#### What is expected
Copy everything in the data below exactly except the pictures.

Dataset rows about figures:
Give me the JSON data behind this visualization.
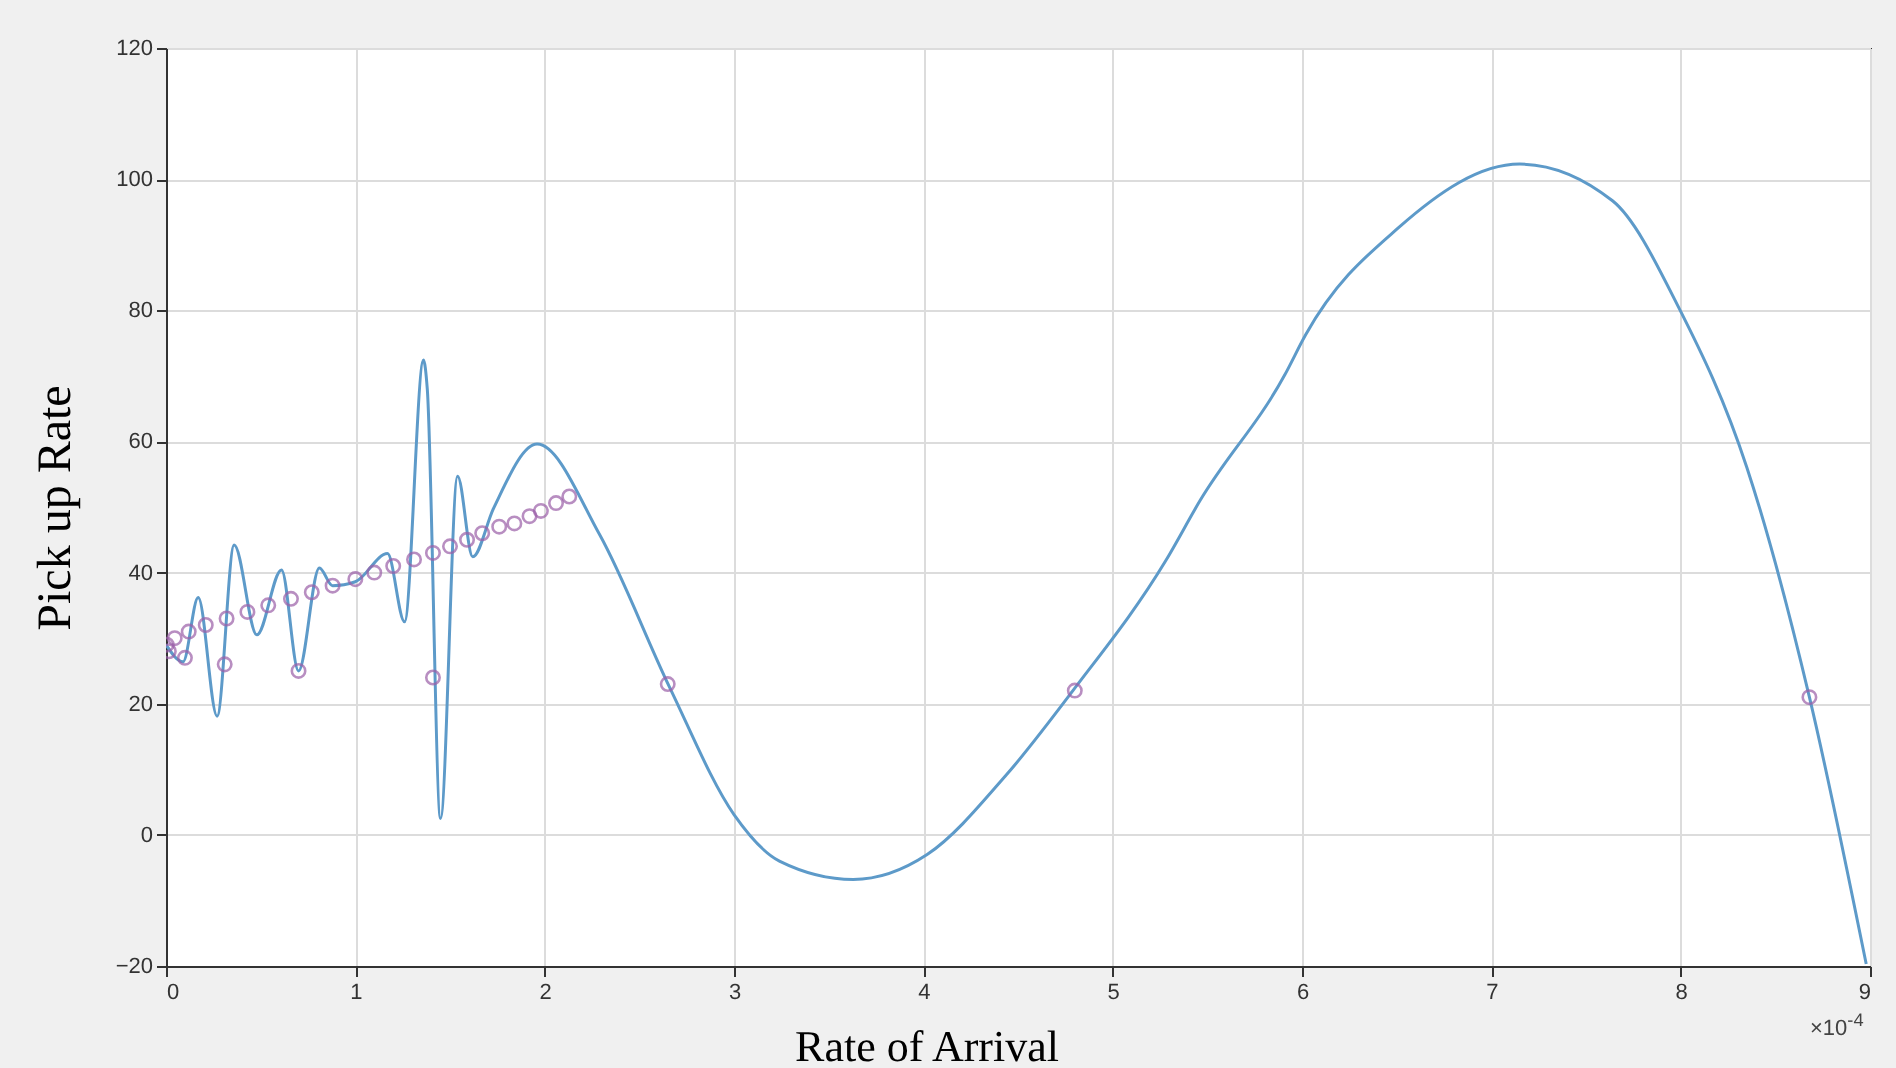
{
  "chart_data": {
    "type": "line",
    "xlabel": "Rate of Arrival",
    "ylabel": "Pick up Rate",
    "annotations": [
      "×10$^{-4}$"
    ],
    "xlim": [
      0,
      9
    ],
    "xticks": [
      0,
      1,
      2,
      3,
      4,
      5,
      6,
      7,
      8,
      9
    ],
    "ylim": [
      -20,
      120
    ],
    "yticks": [
      -20,
      0,
      20,
      40,
      60,
      80,
      100,
      120
    ],
    "grid": true,
    "series": [
      {
        "type": "line",
        "color": "#5d9ac9",
        "line_style": "solid",
        "x": [
          0,
          0.09,
          0.17,
          0.27,
          0.36,
          0.48,
          0.61,
          0.7,
          0.81,
          0.88,
          1.0,
          1.17,
          1.26,
          1.36,
          1.38,
          1.45,
          1.54,
          1.62,
          1.73,
          1.96,
          2.29,
          2.66,
          3.0,
          3.24,
          3.63,
          4.02,
          4.44,
          4.79,
          5.28,
          5.46,
          5.91,
          6.02,
          6.51,
          7.15,
          7.64,
          7.99,
          8.35,
          8.68,
          8.98
        ],
        "values": [
          29,
          26.4,
          36.2,
          18.1,
          44.2,
          30.5,
          40.4,
          25,
          40.7,
          38,
          38.6,
          42.9,
          32.5,
          72.4,
          68,
          2.5,
          54.7,
          42.4,
          49.8,
          59.6,
          45.8,
          22.5,
          3.1,
          -4,
          -6.8,
          -3,
          9.2,
          22,
          41.8,
          50.9,
          70.2,
          76.3,
          92.6,
          102.3,
          96.7,
          80.4,
          56,
          21,
          -19.7
        ]
      },
      {
        "type": "scatter",
        "color": "#9b5fa8",
        "marker": "circle",
        "x": [
          0.004,
          0.015,
          0.046,
          0.1,
          0.12,
          0.21,
          0.31,
          0.32,
          0.43,
          0.54,
          0.66,
          0.7,
          0.77,
          0.88,
          1.0,
          1.1,
          1.2,
          1.31,
          1.41,
          1.41,
          1.5,
          1.59,
          1.67,
          1.76,
          1.84,
          1.92,
          1.98,
          2.06,
          2.13,
          2.65,
          4.8,
          8.68
        ],
        "values": [
          29,
          28,
          30,
          27,
          31,
          32,
          26,
          33,
          34,
          35,
          36,
          25,
          37,
          38,
          39,
          40,
          41,
          42,
          43,
          24,
          44,
          45,
          46,
          47,
          47.5,
          48.6,
          49.4,
          50.6,
          51.6,
          23,
          22,
          21
        ]
      }
    ]
  }
}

#### Full output
Give me the JSON data behind this visualization.
{
  "chart_data": {
    "type": "line",
    "xlabel": "Rate of Arrival",
    "ylabel": "Pick up Rate",
    "annotations": [
      "×10$^{-4}$"
    ],
    "xlim": [
      0,
      9
    ],
    "xticks": [
      0,
      1,
      2,
      3,
      4,
      5,
      6,
      7,
      8,
      9
    ],
    "ylim": [
      -20,
      120
    ],
    "yticks": [
      -20,
      0,
      20,
      40,
      60,
      80,
      100,
      120
    ],
    "grid": true,
    "series": [
      {
        "type": "line",
        "color": "#5d9ac9",
        "line_style": "solid",
        "x": [
          0,
          0.09,
          0.17,
          0.27,
          0.36,
          0.48,
          0.61,
          0.7,
          0.81,
          0.88,
          1.0,
          1.17,
          1.26,
          1.36,
          1.38,
          1.45,
          1.54,
          1.62,
          1.73,
          1.96,
          2.29,
          2.66,
          3.0,
          3.24,
          3.63,
          4.02,
          4.44,
          4.79,
          5.28,
          5.46,
          5.91,
          6.02,
          6.51,
          7.15,
          7.64,
          7.99,
          8.35,
          8.68,
          8.98
        ],
        "values": [
          29,
          26.4,
          36.2,
          18.1,
          44.2,
          30.5,
          40.4,
          25,
          40.7,
          38,
          38.6,
          42.9,
          32.5,
          72.4,
          68,
          2.5,
          54.7,
          42.4,
          49.8,
          59.6,
          45.8,
          22.5,
          3.1,
          -4,
          -6.8,
          -3,
          9.2,
          22,
          41.8,
          50.9,
          70.2,
          76.3,
          92.6,
          102.3,
          96.7,
          80.4,
          56,
          21,
          -19.7
        ]
      },
      {
        "type": "scatter",
        "color": "#9b5fa8",
        "marker": "circle",
        "x": [
          0.004,
          0.015,
          0.046,
          0.1,
          0.12,
          0.21,
          0.31,
          0.32,
          0.43,
          0.54,
          0.66,
          0.7,
          0.77,
          0.88,
          1.0,
          1.1,
          1.2,
          1.31,
          1.41,
          1.41,
          1.5,
          1.59,
          1.67,
          1.76,
          1.84,
          1.92,
          1.98,
          2.06,
          2.13,
          2.65,
          4.8,
          8.68
        ],
        "values": [
          29,
          28,
          30,
          27,
          31,
          32,
          26,
          33,
          34,
          35,
          36,
          25,
          37,
          38,
          39,
          40,
          41,
          42,
          43,
          24,
          44,
          45,
          46,
          47,
          47.5,
          48.6,
          49.4,
          50.6,
          51.6,
          23,
          22,
          21
        ]
      }
    ]
  }
}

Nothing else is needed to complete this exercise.